Task requirements -
Where a line in the listing contains the string "text", copy that line out.

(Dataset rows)
-*-*-

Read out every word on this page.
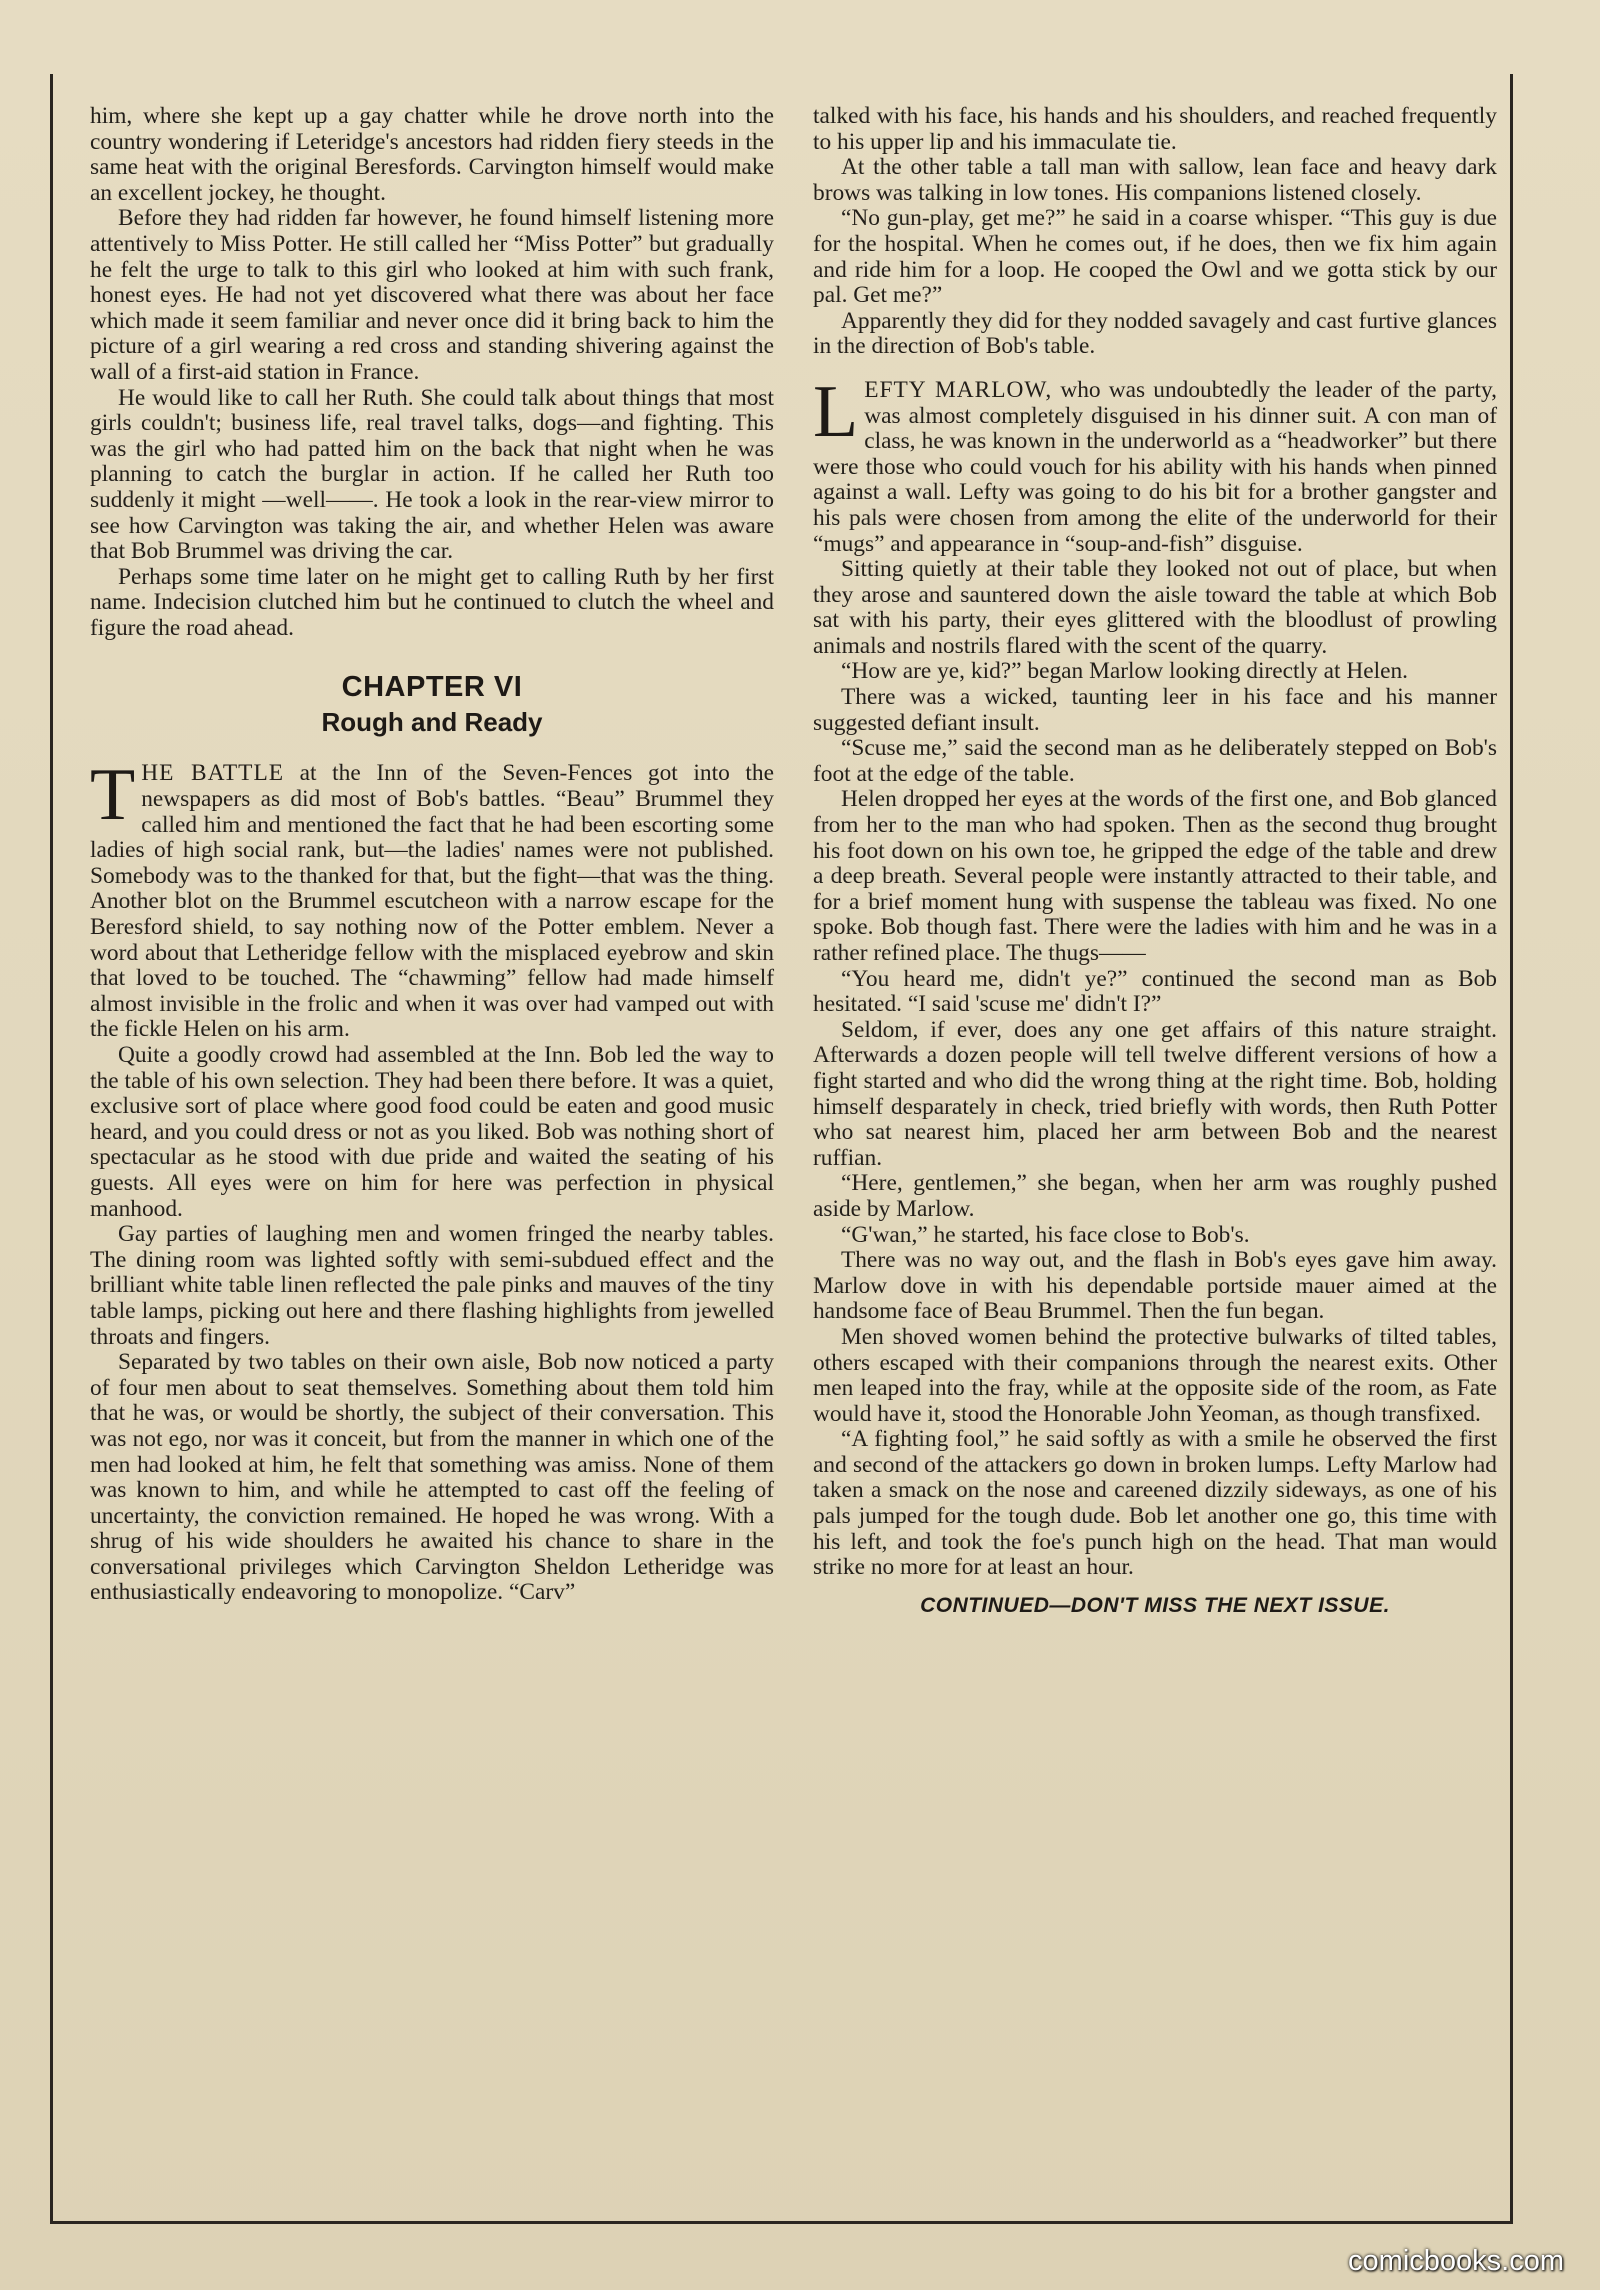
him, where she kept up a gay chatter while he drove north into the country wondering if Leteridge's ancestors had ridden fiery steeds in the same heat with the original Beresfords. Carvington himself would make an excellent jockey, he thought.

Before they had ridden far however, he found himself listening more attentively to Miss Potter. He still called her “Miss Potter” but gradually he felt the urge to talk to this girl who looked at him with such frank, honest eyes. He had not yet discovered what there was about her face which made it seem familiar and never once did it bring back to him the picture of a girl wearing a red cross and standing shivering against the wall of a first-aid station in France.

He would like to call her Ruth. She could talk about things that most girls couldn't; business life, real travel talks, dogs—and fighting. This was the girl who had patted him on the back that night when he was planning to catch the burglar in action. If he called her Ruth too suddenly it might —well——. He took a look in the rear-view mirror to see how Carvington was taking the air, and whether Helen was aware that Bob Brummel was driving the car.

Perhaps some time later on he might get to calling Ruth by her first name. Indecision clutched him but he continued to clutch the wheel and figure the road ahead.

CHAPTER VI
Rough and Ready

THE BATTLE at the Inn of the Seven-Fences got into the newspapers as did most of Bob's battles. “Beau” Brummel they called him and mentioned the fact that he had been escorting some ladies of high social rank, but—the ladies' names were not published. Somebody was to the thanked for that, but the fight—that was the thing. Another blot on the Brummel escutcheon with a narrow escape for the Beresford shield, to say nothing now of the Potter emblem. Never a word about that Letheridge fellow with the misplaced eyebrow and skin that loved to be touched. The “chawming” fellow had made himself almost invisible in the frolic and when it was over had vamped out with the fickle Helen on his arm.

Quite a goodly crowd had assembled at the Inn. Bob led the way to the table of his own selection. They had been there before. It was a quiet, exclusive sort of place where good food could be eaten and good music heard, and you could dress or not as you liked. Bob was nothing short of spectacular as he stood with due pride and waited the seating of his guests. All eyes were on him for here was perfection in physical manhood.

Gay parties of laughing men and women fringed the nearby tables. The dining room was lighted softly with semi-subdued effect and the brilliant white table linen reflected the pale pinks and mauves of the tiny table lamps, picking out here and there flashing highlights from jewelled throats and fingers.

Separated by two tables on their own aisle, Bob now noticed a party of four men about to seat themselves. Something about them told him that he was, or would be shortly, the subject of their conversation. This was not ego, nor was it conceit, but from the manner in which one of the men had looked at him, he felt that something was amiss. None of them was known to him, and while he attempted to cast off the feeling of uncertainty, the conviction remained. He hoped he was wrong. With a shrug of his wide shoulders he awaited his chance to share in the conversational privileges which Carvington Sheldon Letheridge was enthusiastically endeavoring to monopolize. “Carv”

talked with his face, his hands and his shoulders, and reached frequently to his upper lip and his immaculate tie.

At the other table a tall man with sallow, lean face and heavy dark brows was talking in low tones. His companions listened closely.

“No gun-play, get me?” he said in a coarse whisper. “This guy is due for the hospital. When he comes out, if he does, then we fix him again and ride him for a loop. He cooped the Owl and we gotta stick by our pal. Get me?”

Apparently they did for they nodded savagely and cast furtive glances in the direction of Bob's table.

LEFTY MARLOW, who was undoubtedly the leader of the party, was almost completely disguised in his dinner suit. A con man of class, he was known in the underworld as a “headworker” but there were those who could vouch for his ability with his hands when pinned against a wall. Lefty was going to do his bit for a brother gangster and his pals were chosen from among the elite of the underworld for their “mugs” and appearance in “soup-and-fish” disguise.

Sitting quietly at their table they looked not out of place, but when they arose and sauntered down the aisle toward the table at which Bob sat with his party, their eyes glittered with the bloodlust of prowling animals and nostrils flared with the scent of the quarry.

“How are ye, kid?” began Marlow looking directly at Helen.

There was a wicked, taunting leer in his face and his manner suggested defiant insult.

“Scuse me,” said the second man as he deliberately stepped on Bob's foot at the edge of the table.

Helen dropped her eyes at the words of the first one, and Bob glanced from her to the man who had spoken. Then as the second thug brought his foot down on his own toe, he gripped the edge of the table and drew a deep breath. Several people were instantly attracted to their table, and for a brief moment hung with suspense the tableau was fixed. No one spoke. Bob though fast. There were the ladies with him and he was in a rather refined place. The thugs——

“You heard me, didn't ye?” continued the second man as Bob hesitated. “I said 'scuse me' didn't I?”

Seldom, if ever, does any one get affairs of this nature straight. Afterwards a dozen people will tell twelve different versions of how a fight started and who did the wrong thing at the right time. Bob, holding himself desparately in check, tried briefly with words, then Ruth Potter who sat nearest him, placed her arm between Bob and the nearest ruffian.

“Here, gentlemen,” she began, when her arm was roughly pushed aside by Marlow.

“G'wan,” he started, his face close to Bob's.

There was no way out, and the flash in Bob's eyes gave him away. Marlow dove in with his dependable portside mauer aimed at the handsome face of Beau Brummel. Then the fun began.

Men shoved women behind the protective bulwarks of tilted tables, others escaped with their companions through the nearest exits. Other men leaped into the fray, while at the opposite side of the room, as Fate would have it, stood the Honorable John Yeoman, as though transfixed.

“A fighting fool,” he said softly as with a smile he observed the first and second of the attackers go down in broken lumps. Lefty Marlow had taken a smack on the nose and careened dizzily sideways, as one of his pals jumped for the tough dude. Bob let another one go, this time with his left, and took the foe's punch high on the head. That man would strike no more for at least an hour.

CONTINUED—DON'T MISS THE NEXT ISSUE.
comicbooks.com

-*-*-

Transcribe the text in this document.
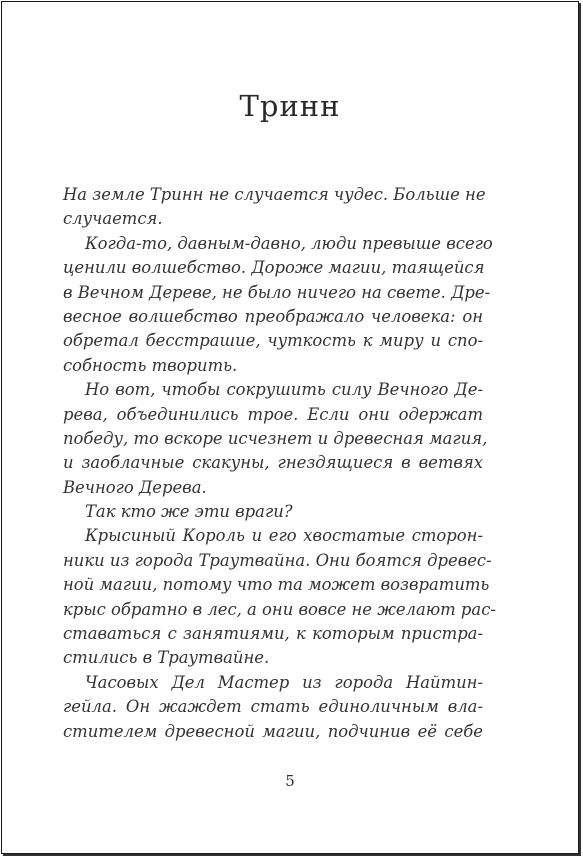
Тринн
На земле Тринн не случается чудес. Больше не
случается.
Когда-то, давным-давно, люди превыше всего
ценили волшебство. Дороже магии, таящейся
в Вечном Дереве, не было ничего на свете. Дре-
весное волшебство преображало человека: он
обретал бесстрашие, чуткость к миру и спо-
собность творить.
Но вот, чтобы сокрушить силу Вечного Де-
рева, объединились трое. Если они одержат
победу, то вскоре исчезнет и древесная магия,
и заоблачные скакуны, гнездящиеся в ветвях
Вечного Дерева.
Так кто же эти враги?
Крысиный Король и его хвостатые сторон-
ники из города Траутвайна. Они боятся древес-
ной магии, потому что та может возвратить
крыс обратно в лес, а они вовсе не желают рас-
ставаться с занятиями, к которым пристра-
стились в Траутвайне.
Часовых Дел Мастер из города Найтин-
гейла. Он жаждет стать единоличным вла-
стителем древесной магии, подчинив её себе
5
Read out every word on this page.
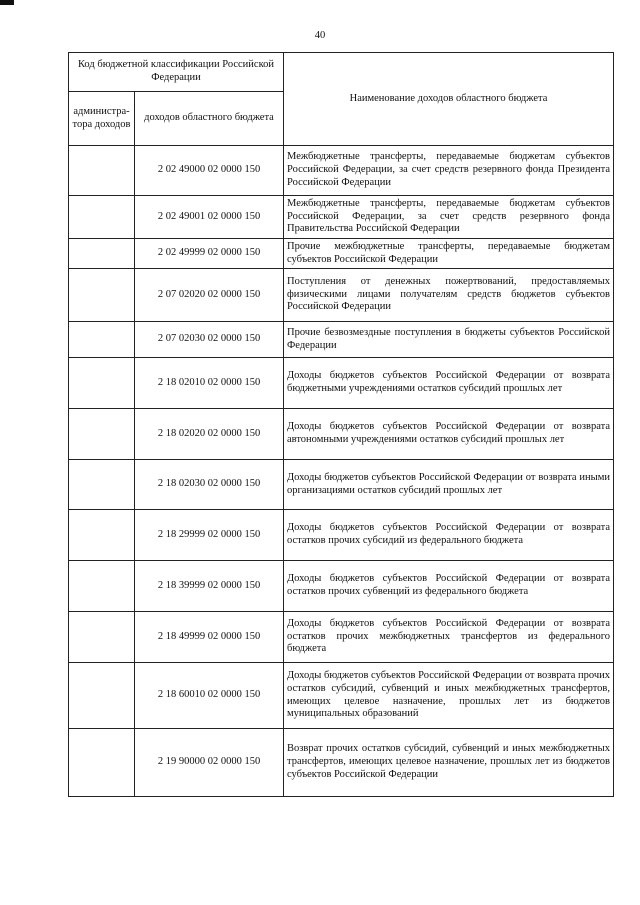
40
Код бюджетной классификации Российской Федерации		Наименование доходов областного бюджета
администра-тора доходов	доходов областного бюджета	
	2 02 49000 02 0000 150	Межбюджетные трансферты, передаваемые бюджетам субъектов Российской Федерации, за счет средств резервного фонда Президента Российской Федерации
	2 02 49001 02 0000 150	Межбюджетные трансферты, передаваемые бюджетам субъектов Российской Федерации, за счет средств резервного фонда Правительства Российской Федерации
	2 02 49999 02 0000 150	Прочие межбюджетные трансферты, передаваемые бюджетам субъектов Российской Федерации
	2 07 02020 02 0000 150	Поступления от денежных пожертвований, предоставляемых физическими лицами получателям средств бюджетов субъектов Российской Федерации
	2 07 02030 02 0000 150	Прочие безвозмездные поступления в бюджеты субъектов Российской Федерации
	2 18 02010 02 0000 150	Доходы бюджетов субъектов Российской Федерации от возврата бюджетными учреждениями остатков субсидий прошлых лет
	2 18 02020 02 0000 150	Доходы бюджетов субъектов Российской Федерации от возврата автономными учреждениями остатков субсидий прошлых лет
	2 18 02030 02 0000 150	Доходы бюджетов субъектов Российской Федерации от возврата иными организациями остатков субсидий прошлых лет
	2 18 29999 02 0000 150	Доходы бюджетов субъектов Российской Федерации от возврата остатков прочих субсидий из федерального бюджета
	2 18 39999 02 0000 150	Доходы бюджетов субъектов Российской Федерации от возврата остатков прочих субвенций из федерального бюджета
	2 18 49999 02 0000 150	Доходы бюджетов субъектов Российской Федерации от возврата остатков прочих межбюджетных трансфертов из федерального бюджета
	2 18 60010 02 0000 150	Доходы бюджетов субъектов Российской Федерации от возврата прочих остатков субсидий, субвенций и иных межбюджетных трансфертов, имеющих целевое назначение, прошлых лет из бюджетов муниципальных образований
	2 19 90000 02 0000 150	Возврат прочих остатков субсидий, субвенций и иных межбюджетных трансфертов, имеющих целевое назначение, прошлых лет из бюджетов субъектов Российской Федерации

-*-*-

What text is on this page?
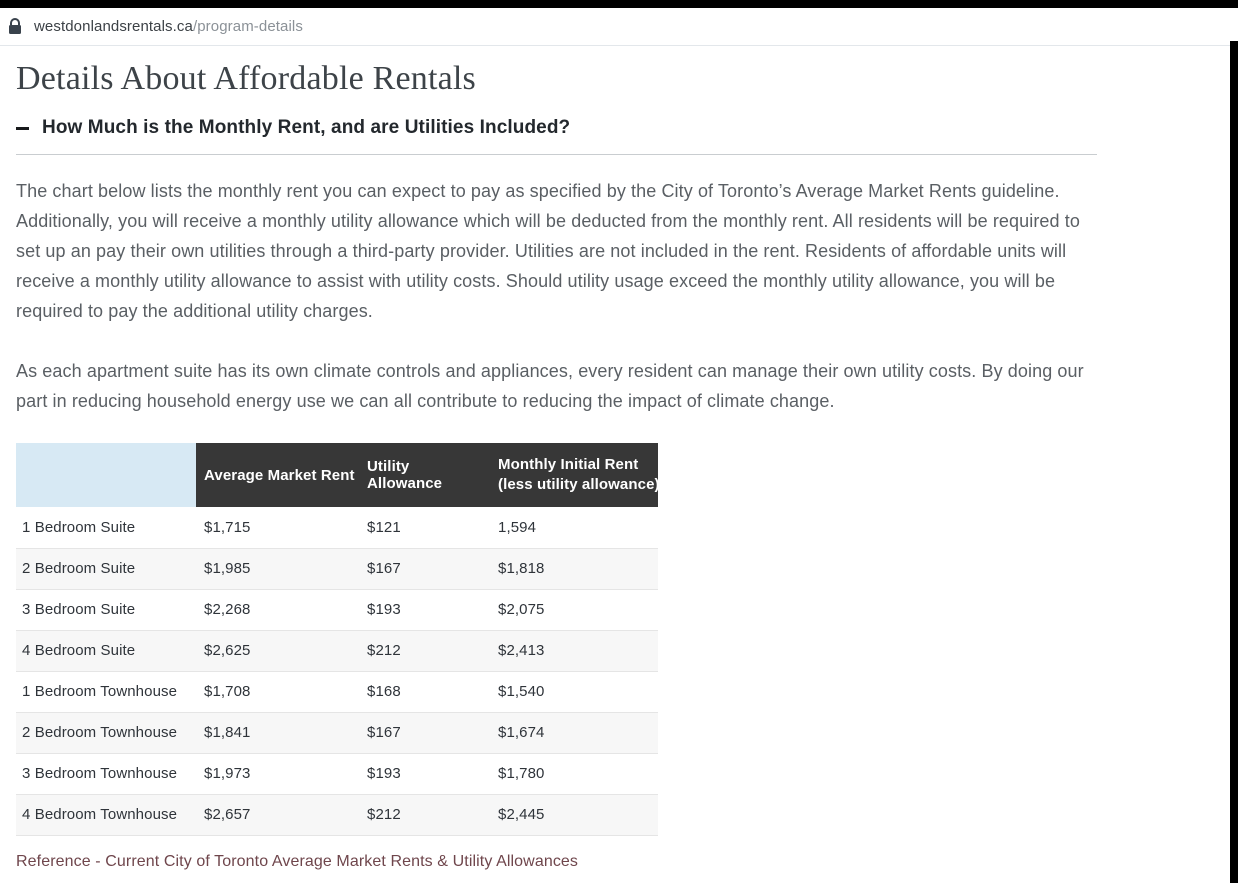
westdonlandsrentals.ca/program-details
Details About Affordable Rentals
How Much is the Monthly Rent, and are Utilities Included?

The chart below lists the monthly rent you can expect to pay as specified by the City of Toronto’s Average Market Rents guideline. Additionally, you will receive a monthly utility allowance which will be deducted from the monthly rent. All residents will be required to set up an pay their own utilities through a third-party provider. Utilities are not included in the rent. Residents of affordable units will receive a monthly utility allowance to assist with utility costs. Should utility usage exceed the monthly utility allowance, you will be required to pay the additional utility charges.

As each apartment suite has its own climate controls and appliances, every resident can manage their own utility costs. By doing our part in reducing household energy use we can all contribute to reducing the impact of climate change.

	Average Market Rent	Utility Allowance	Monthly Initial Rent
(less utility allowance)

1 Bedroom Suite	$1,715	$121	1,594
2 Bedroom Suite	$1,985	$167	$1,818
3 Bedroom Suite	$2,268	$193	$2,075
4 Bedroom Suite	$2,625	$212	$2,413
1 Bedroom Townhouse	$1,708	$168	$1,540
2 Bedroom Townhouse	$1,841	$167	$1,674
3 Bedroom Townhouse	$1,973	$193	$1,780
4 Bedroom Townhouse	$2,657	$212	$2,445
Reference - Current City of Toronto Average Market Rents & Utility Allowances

-*-*-

Answer in full -
Transcribe the text in this document.
What text is on this page?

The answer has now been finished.